Ebook Conversion
From Blue-IT.org Wiki
[Update] Section about MHT --Apos 21:44, 4 January 2012 (CET)
Contents
A word before we start
When I bought an eBook-Reader last chrismas (2011), an PocketBook Pro 912 with an open sourced linux operating system and firmware and an e-Ink Display. By the way:
- this article is based on the prerequisites of a reader with an e-Ink display
- this article uses Linux (ubuntu 11.10) and a lot of bash shell scripting, so be prepared
You might be able to adjust some things for other devices, but this is mainly intended for working with devices with e-Ink displays, and mainly the ones of a 10 size!
I didn't know, how much work it will cost myself to dive deep into the theme. The e-Ink-technology was what kept my interest. What I didn't know: this technology also needs a special way of reading your documents. It is not possible to simply throw a PDF to your device being sacrificed.
Years ago, when a began dealing with LaTeX - my preferred text processing method - I already had been aware of the problem, that the information about the semantics of the given text, or the "metainformations" is low, if not exists at all any more. In technical term one would say, the entropy of a PDF-document is - compared to HTML, SGML, or XML, or even LaTeX - very low. This is, why PDF is only a media for printing but not a document format used by computer programs, thereby viewed on a screen or an e-reader.
Concrete:
- you cannot alter the font size
- a program cannot guess the text flow
- on a reader with e-ink display, it might be impossible to read the document, because the fonts are to small
That's why you might want to convert your documents.
How do you like to do this?
- unattended
- batch-like
- automatically
- repeatedly
- with open source software ;)
Let's have a look at the general workflow.
Test it
If you like to test you should have the following documents on your side:
- Best a LaTeX or LyX document in a separate directory with
- titlepage
- table of content
- footnotes
- pictures and all that other fancy stuff ;)
- Convert this document to HTML, RTF, PDF
- Test all the conversion programs
- Test your reader software, if it can show
- titlepage
- table of content
- footnotes
- pictures and all that other fancy stuff ;)
If you like, you can use this Lyx-file: File:Lyx whysiwym editor.zip. Be aware you need Lyx for this file to run.
The process
Reading plain PDF
There are mainly 3 points of interest, when it comes to read an PDF on an e-Ink device:
- Keep all metainformation - like the table of content - after conversion
- Cut as much of unnecessary space (title, white borders, ...)
- Batch processing
Cropping the pages is the most sophisticated solution
Remember ... we are talking about e-Ink devices!

DATA LISTING:
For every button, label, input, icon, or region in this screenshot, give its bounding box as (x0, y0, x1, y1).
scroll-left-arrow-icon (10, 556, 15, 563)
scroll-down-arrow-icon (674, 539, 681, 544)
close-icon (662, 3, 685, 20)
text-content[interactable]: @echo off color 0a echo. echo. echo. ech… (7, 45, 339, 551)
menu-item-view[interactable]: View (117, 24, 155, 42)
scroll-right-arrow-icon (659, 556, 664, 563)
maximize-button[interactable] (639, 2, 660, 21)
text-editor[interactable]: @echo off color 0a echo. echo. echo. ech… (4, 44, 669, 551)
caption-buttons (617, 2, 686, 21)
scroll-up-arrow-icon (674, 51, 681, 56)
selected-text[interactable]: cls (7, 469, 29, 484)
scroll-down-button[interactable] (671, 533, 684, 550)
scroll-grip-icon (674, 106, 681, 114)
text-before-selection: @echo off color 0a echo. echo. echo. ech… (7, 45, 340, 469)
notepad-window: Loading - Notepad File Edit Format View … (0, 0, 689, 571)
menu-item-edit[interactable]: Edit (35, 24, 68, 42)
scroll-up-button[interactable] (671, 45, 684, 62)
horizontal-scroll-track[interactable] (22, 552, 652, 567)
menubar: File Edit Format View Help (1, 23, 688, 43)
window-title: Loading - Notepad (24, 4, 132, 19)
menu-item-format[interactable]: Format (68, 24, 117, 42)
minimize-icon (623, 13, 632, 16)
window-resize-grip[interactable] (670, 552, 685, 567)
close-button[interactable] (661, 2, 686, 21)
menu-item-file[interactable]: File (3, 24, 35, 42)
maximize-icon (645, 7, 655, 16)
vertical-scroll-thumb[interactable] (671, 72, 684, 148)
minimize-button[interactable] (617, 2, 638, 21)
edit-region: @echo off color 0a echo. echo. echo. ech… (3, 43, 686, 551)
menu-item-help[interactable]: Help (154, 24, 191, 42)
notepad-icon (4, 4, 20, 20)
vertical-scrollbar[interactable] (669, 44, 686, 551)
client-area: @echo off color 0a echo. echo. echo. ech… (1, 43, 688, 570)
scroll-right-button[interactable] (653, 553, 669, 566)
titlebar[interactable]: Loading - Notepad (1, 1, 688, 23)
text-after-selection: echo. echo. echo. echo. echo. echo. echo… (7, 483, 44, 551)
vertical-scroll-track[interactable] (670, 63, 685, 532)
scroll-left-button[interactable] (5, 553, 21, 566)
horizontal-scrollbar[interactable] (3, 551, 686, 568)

WHAT YOU WILL DO:
a) Condense the paragraph of the ebook conversion page that begins "Years ago" into a shorter version that keeps its main facts.
b) Pick up the ebook conversion page after its final line and keep writing it.
The records are drawn from a different source.

RESPONSES IN ORDER:
a) From working with LaTeX, the author had long known that a PDF keeps little or no information about the semantics of its text. Compared with HTML, SGML, XML, or even LaTeX, a PDF has very low entropy. For that reason, PDF is only a medium for printing, not a document format for programs that display text on a screen or an e-reader.

b)
Briss
I had different approaches to cut the pages my PDFs, from the commercial acrobat writer, over imagemagick and other "crop"-tools. After all, and keeping the 3 points from above in mind the only tool I can recommend is briss.
Wrapper for the java program briss
Download and extract it somewhere. Written in java, and so that you can use it as any other program, you should write a little wrapper an put in in your path (e.g. ~/bin, /usr/local/bin, /usr/bin):
$> sudo youreditor /usr/local/bin/briss #!/bin/bash version="0.0.13" cd "$(pwd)" java -jar /whereever/is/installed/briss-${version}/briss-${version}.jar "${@}" $> sudo chmod 755 /usr/local/bin/briss
Nautilus script
Wouldn't it be nice to open a PDF or even a symbolic link in nautilus?
Her we go: put this file into
gedit "~/.gnome2/nautilus-scripts/Open with briss ..."
and make it executable
chmod "~/.gnome2/nautilus-scripts/Open with briss ..."
This is the content:
#!/bin/bash # Convert any given Video to a youtube compatible format ... and upload it # Uses https://code.google.com/p/youtube-upload/ to upload to youtube ######################################################################################## cd "$NAUTILUS_SCRIPT_CURRENT_URI" MYFILE="${1}" MYBASENAME="$(basename ${MYFILE} .${MYTYPE})" if file -L ${MYFILE} | grep -v grep | grep "PDF document" then briss ${MYFILE} else zenity --info --title "Fehler" --text "${MYFILE} scheint keine ${MYTYPE}-Datei zu sein! Bitte überprüfen." exit 0 fi
Batch conversion
This way prepared, I wrote a batch conversion program. The main problem when writing a conversion script is, that many ebook titles contain chars like "[" or "&". This is something the bash does not like at all! Speaking shortly: I know this script has a lot of duplicate code in it. But believe me when I say: I tried more than once to change this.
The script (assumed you name it crop_with_briss.sh) mainly does the following:
- General: all found PDF's are cropped and prefixed with "_cropped.pdf" (this is the default way briss works in batch mode "-s")
- crop_with_briss.s myPDF.pdf: The given PDF will be automatically cropped to myPDF_cropped.pdf
- crop_with_briss.s -l : Scan for all PDF-files in the local directory. Files which are formerly cropped (a file with the name *_cropped.pdf" exists, will not be cropped again!
- crop_with_briss.s -lf : Scan for all PDF-files in the local directory. All (!!!) PDF's are cropped again.
- crop_with_briss.s -r : Same as -l, but the script recurses into all (!) subdirectories.
- crop_with_briss.s -rf : Same as -lf, but the script recurses into all (!) subdirectories.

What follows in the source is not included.